Extracted records
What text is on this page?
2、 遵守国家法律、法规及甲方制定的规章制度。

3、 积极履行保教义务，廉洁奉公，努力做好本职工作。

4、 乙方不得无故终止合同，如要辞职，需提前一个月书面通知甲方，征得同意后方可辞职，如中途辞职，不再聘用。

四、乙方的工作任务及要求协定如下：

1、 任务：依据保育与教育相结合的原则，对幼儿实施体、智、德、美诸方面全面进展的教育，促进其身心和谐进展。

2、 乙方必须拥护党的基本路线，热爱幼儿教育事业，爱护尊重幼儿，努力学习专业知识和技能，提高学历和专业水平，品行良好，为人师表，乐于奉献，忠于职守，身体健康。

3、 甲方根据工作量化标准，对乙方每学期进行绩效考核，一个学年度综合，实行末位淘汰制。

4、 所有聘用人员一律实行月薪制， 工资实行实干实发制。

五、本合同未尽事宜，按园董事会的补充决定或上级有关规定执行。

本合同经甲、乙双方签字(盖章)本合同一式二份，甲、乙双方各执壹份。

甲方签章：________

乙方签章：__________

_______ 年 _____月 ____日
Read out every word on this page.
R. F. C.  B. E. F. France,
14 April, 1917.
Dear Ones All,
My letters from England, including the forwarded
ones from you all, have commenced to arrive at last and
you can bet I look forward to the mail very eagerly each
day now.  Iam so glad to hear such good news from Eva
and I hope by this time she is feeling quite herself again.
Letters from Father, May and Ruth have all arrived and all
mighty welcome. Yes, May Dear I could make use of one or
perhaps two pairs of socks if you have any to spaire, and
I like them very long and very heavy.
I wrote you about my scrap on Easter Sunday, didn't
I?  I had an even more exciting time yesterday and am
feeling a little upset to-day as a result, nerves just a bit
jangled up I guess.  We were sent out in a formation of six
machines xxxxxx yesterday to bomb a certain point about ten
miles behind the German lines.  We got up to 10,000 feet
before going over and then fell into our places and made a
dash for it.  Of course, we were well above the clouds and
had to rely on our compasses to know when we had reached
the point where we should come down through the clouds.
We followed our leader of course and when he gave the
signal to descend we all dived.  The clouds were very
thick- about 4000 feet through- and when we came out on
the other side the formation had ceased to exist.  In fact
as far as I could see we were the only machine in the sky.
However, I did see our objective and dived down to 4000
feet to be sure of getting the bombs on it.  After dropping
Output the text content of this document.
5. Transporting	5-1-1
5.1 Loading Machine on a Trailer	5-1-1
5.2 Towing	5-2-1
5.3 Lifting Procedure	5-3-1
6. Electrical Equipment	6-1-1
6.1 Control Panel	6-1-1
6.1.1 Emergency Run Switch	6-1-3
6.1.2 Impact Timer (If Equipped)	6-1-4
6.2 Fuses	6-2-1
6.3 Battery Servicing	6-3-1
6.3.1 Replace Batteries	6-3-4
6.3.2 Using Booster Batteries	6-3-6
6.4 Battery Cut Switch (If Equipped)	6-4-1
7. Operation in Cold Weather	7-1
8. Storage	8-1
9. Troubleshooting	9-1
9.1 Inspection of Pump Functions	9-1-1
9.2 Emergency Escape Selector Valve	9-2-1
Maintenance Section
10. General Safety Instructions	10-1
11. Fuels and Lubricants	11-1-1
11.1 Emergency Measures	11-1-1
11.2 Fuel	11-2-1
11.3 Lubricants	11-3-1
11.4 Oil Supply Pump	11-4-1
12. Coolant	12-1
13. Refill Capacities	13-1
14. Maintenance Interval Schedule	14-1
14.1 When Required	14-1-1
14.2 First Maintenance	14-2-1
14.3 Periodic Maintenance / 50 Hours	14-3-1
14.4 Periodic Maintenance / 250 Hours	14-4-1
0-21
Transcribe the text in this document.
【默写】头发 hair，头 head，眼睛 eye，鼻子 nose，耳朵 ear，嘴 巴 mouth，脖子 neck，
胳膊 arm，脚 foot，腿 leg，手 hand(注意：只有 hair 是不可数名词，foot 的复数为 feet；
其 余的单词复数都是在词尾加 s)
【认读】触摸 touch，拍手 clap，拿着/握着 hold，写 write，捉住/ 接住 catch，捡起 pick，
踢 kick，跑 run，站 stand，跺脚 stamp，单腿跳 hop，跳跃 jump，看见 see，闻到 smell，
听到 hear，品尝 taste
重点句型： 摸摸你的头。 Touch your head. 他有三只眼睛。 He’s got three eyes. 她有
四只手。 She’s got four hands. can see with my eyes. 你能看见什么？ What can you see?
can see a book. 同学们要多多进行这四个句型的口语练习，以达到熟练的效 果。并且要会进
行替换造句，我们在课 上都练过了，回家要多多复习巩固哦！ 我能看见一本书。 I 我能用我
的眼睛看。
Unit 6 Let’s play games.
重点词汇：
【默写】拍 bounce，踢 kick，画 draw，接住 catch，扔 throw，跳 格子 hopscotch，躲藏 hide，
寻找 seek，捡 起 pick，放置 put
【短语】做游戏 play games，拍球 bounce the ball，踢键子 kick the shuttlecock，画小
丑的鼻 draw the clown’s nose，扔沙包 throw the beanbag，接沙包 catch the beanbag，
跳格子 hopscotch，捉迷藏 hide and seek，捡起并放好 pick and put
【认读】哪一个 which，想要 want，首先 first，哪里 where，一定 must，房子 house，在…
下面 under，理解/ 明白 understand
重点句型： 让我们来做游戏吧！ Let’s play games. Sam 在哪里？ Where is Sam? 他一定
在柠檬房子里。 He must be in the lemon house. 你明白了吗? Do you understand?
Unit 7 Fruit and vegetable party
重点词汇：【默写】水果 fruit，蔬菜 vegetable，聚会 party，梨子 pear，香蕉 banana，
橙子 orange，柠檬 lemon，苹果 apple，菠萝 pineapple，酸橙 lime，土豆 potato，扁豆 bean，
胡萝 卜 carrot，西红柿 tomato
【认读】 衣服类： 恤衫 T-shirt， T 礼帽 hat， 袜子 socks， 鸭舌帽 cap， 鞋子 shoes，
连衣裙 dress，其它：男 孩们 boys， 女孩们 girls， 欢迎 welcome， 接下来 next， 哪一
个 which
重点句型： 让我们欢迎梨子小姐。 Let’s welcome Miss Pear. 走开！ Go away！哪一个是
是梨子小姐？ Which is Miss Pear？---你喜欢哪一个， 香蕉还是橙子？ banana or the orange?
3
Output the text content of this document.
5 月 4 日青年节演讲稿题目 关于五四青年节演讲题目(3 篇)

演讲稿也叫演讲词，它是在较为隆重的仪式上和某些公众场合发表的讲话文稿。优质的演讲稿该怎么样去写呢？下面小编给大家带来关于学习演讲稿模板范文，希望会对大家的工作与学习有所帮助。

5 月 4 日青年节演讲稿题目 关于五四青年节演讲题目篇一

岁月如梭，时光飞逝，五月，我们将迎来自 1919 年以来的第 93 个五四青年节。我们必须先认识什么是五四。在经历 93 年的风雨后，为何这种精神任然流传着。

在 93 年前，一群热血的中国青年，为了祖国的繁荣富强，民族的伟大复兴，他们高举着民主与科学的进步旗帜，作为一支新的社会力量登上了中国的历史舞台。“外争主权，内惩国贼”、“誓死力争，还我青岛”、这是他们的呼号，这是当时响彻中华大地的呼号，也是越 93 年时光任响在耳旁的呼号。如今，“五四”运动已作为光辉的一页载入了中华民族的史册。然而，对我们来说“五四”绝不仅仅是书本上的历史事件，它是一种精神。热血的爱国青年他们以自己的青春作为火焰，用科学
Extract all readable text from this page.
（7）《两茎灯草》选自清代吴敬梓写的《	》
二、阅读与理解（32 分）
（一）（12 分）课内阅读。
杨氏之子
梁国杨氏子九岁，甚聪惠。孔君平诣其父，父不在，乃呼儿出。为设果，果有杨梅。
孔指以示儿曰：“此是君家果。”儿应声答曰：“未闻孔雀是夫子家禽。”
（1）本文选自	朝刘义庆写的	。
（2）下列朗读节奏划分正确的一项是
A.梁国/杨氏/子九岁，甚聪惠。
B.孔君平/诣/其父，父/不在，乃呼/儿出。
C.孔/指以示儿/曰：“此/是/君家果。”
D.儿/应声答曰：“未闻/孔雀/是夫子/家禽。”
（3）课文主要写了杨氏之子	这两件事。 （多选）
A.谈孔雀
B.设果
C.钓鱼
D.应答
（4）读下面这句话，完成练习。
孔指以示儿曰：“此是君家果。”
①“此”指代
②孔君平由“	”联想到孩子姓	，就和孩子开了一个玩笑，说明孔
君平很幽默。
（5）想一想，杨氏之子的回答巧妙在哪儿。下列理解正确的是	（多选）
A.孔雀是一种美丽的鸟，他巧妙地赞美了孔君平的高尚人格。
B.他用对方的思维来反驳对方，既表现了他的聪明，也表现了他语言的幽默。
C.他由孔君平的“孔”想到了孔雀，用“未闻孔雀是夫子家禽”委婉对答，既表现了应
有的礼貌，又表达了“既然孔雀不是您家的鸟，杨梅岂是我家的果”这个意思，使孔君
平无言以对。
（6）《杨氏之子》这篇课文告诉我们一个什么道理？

■ Exercise description
Extract, unchanged, the closing run of lines that opens with the line containing "Extract all readable text from this page." and ends with the last line.

■ Written response
Extract all readable text from this page.
（7）《两茎灯草》选自清代吴敬梓写的《	》
二、阅读与理解（32 分）
（一）（12 分）课内阅读。
杨氏之子
梁国杨氏子九岁，甚聪惠。孔君平诣其父，父不在，乃呼儿出。为设果，果有杨梅。
孔指以示儿曰：“此是君家果。”儿应声答曰：“未闻孔雀是夫子家禽。”
（1）本文选自	朝刘义庆写的	。
（2）下列朗读节奏划分正确的一项是
A.梁国/杨氏/子九岁，甚聪惠。
B.孔君平/诣/其父，父/不在，乃呼/儿出。
C.孔/指以示儿/曰：“此/是/君家果。”
D.儿/应声答曰：“未闻/孔雀/是夫子/家禽。”
（3）课文主要写了杨氏之子	这两件事。 （多选）
A.谈孔雀
B.设果
C.钓鱼
D.应答
（4）读下面这句话，完成练习。
孔指以示儿曰：“此是君家果。”
①“此”指代
②孔君平由“	”联想到孩子姓	，就和孩子开了一个玩笑，说明孔
君平很幽默。
（5）想一想，杨氏之子的回答巧妙在哪儿。下列理解正确的是	（多选）
A.孔雀是一种美丽的鸟，他巧妙地赞美了孔君平的高尚人格。
B.他用对方的思维来反驳对方，既表现了他的聪明，也表现了他语言的幽默。
C.他由孔君平的“孔”想到了孔雀，用“未闻孔雀是夫子家禽”委婉对答，既表现了应
有的礼貌，又表达了“既然孔雀不是您家的鸟，杨梅岂是我家的果”这个意思，使孔君
平无言以对。
（6）《杨氏之子》这篇课文告诉我们一个什么道理？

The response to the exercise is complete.